▶ Exercise aim
Count every line of these entries that holds the word "title", and reply with the number only.

───── Material to process

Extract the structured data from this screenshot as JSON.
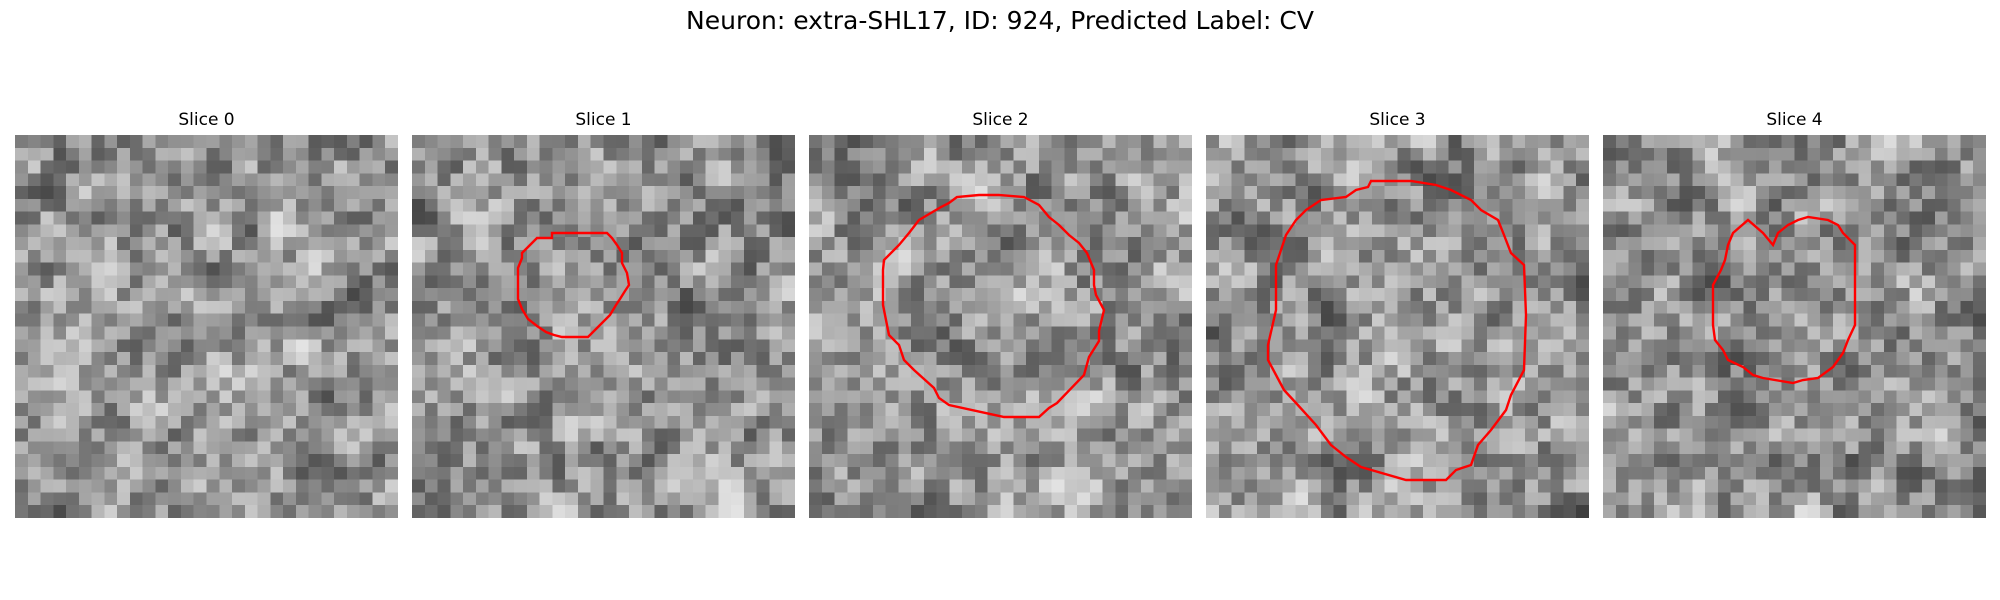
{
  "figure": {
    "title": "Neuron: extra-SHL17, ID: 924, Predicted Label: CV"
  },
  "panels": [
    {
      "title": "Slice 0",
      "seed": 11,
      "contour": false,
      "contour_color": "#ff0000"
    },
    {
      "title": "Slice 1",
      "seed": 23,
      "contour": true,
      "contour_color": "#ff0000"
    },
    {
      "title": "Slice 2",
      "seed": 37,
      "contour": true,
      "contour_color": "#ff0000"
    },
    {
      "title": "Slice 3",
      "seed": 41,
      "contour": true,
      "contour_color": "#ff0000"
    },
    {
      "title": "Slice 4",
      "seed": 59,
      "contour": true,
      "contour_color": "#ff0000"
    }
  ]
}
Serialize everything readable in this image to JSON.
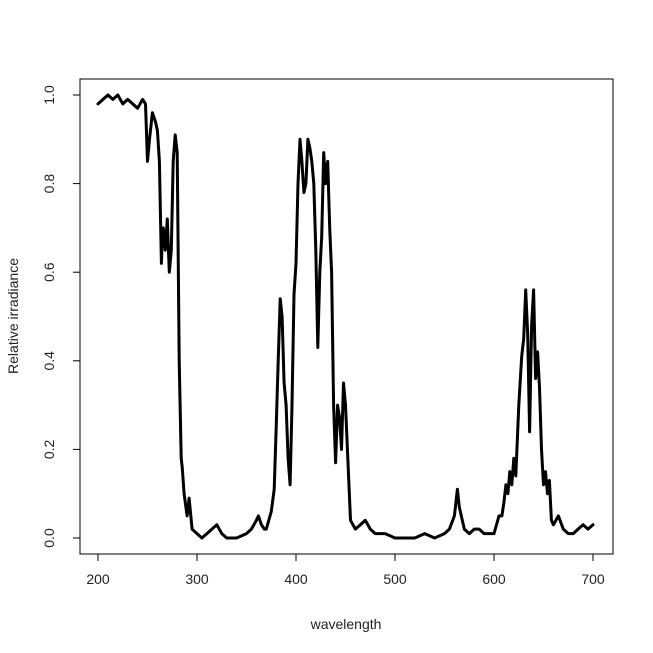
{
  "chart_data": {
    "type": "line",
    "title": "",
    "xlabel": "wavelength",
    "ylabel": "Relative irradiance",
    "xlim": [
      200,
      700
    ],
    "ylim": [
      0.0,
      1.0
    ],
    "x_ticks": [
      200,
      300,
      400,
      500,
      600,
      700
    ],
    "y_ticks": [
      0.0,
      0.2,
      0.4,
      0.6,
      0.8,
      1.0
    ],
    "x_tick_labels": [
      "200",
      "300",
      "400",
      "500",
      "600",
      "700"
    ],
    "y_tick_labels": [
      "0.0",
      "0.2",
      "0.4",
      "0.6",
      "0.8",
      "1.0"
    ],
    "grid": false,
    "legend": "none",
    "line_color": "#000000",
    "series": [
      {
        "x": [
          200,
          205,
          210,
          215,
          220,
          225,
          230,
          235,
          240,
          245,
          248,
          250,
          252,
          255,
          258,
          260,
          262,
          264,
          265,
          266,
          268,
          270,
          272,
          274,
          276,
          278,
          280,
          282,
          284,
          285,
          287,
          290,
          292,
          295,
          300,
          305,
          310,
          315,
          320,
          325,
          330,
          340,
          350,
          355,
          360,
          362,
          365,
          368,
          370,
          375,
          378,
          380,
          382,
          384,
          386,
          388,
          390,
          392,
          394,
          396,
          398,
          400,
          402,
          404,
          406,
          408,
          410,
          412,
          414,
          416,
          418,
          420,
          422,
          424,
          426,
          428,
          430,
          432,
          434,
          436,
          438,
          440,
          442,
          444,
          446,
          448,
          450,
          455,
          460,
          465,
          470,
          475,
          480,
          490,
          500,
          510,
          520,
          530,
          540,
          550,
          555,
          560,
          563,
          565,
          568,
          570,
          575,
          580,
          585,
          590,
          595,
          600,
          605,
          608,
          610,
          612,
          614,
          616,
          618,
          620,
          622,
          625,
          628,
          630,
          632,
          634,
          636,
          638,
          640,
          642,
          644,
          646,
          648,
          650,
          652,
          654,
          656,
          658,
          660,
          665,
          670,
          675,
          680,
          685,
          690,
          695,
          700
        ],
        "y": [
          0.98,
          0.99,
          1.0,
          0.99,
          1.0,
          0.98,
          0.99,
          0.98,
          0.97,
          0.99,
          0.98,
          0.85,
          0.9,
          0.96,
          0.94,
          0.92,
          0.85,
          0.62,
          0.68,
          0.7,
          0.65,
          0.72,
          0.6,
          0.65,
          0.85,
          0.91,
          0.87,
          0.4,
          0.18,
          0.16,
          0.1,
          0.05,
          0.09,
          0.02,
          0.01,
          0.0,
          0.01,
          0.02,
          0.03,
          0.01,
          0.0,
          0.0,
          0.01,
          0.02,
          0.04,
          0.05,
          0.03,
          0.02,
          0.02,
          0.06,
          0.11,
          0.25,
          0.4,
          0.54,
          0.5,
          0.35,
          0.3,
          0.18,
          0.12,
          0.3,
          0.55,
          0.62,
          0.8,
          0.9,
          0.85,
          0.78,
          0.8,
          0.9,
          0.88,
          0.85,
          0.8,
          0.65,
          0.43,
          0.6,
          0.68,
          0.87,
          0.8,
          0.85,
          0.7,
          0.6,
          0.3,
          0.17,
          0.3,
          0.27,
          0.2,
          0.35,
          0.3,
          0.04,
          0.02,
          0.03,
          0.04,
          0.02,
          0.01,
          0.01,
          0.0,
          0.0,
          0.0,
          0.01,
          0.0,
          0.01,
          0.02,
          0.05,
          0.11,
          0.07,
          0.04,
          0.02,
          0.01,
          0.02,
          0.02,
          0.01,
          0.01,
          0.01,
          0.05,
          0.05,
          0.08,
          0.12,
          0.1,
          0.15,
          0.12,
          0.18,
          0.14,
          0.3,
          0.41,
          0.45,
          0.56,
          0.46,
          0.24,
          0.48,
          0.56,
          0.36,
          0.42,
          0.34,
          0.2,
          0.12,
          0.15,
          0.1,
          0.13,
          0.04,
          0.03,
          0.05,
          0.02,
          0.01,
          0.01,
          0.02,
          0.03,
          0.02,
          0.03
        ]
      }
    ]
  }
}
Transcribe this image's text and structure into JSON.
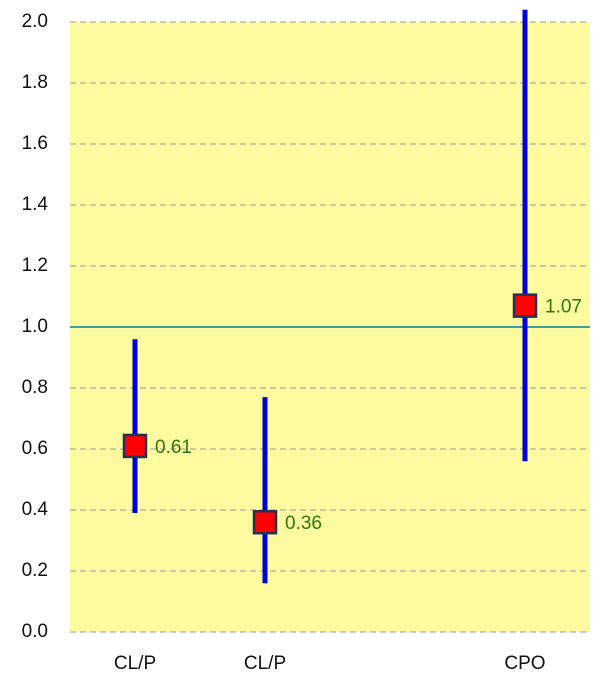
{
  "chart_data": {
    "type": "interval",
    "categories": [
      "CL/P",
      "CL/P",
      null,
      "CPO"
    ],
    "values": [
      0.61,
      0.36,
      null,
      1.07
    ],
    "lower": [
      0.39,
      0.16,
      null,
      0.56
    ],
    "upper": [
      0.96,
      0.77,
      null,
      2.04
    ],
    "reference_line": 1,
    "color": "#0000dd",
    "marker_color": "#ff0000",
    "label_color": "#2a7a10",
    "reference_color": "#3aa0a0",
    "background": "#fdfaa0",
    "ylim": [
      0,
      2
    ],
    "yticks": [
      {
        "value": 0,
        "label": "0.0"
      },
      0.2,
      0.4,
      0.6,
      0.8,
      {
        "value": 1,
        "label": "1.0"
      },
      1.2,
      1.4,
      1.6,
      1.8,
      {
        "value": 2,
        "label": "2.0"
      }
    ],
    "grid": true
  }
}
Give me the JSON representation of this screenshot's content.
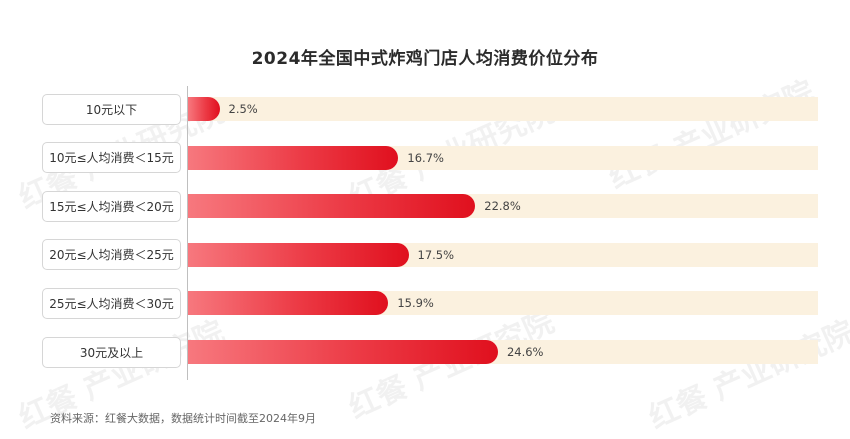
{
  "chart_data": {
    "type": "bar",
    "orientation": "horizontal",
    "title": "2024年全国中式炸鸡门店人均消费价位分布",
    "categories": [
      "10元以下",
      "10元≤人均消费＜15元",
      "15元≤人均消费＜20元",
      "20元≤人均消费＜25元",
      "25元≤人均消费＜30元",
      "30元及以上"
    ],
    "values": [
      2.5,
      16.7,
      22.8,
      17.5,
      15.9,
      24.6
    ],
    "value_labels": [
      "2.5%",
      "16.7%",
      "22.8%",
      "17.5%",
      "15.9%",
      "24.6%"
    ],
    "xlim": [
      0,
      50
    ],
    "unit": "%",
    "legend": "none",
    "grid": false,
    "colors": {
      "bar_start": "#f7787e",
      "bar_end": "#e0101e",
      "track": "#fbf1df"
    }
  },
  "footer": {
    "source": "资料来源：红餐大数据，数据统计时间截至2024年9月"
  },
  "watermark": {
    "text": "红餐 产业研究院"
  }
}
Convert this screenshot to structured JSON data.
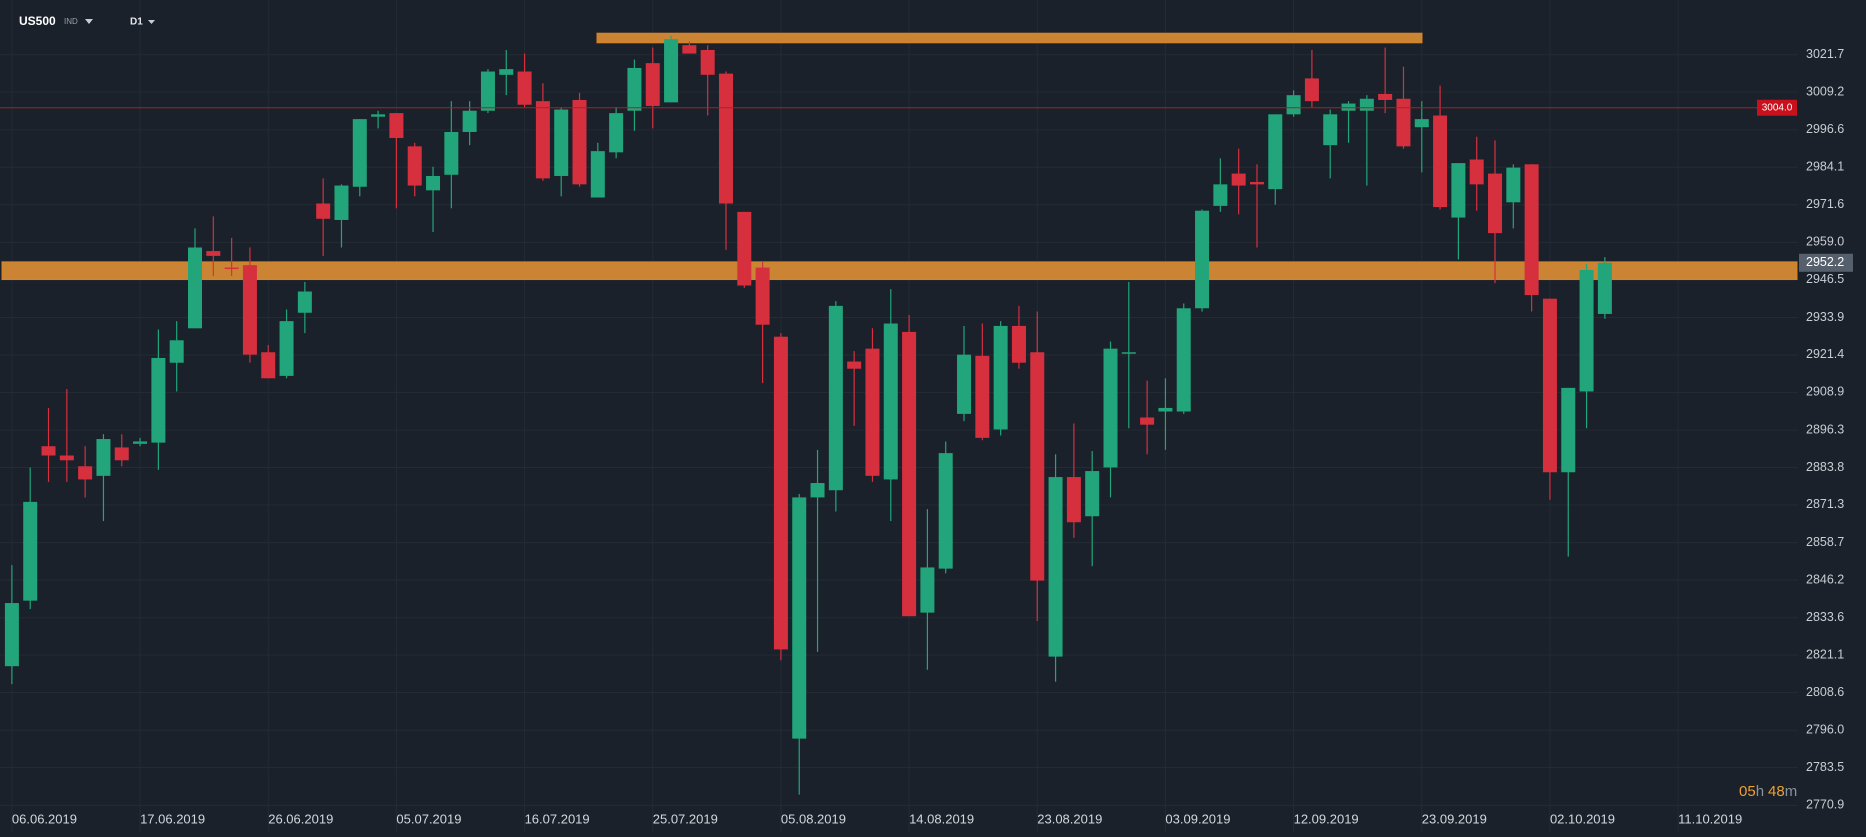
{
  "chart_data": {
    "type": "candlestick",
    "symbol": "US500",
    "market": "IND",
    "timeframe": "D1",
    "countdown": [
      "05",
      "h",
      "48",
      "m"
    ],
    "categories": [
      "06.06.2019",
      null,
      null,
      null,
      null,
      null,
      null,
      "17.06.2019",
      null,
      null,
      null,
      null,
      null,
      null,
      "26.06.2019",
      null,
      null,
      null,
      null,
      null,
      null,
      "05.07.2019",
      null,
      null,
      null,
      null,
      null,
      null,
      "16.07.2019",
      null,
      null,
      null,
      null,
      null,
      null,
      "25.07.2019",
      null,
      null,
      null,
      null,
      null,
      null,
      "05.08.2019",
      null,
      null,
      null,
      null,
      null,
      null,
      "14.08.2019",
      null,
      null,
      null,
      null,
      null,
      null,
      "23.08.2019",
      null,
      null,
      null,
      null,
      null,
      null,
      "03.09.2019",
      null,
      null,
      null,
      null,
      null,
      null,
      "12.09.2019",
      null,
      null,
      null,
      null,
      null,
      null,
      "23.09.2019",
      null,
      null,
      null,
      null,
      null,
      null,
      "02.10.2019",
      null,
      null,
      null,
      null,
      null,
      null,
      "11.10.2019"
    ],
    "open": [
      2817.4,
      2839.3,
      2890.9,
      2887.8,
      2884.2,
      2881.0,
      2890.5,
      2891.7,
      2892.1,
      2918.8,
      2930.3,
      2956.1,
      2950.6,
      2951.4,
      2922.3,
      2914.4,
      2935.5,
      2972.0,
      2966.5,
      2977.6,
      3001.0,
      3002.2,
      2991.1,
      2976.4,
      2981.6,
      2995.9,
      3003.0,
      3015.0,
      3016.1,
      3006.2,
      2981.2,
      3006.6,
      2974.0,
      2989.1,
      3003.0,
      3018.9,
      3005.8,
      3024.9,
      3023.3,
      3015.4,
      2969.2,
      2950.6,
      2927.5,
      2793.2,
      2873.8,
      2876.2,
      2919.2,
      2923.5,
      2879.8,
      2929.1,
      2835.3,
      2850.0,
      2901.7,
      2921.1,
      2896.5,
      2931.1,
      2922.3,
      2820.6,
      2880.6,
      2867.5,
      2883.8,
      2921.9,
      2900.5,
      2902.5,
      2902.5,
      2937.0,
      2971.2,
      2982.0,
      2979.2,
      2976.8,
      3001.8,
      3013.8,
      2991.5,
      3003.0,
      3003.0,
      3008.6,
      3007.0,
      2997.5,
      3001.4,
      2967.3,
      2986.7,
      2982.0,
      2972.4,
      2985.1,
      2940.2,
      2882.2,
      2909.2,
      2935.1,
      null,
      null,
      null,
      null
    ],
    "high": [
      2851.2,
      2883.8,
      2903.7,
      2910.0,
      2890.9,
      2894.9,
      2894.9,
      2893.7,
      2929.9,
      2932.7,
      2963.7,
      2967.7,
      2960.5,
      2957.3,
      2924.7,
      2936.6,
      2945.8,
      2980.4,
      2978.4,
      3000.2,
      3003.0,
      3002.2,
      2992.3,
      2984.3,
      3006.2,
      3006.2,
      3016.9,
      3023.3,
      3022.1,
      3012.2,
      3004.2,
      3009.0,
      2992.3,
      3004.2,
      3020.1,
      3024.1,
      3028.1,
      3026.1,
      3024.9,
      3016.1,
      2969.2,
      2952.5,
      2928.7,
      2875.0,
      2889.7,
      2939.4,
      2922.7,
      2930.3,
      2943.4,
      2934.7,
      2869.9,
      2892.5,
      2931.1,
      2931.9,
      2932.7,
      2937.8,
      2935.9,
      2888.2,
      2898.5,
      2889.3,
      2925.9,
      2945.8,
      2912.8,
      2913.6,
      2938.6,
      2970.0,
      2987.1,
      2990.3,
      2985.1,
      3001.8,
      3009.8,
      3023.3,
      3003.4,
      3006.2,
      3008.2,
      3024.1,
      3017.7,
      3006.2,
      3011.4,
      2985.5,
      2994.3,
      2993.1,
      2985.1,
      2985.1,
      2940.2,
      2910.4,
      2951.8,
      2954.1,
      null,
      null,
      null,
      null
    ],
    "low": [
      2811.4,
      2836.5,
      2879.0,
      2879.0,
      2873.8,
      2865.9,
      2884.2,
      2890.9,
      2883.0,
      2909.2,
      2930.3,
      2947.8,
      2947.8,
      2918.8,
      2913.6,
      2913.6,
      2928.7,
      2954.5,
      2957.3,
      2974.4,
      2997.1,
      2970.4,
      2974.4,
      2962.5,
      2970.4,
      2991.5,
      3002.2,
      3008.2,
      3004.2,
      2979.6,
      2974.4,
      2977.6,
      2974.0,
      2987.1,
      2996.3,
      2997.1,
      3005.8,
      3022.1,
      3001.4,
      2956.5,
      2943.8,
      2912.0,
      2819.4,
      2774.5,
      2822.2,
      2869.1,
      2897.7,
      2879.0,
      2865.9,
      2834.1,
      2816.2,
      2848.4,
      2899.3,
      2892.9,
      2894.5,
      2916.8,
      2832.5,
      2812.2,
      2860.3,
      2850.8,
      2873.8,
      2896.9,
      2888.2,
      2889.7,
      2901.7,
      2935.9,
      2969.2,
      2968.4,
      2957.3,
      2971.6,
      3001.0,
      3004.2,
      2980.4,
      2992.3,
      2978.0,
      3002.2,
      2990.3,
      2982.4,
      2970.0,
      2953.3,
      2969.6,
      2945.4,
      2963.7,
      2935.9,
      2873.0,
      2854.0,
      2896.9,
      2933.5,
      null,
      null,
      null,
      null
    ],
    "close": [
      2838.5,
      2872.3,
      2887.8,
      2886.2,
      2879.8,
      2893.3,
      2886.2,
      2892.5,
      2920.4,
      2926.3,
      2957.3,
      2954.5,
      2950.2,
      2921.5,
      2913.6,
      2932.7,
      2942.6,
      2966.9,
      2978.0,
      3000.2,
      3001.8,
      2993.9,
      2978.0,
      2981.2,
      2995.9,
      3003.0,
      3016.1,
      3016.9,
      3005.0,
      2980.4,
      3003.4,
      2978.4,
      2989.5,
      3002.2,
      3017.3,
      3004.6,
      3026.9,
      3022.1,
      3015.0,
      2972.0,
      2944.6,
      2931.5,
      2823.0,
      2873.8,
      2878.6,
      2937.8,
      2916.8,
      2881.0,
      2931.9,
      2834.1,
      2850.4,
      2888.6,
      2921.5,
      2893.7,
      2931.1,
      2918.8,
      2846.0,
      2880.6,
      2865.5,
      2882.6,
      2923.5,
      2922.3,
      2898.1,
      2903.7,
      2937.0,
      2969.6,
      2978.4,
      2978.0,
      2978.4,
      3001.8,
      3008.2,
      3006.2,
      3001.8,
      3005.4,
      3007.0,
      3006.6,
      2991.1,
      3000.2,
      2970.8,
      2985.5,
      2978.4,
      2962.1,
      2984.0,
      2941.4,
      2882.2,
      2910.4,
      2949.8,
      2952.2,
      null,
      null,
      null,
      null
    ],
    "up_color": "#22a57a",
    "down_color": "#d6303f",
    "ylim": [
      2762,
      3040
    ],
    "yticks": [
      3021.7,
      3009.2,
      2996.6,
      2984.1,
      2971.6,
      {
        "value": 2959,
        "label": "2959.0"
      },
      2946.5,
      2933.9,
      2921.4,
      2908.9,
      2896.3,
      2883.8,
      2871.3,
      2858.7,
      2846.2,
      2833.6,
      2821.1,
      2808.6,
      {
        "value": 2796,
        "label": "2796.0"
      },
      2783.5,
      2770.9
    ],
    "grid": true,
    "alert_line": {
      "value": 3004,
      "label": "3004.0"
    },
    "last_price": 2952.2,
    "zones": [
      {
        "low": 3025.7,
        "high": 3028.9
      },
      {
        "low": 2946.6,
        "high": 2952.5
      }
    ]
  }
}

──────────

▶ Output for this task
8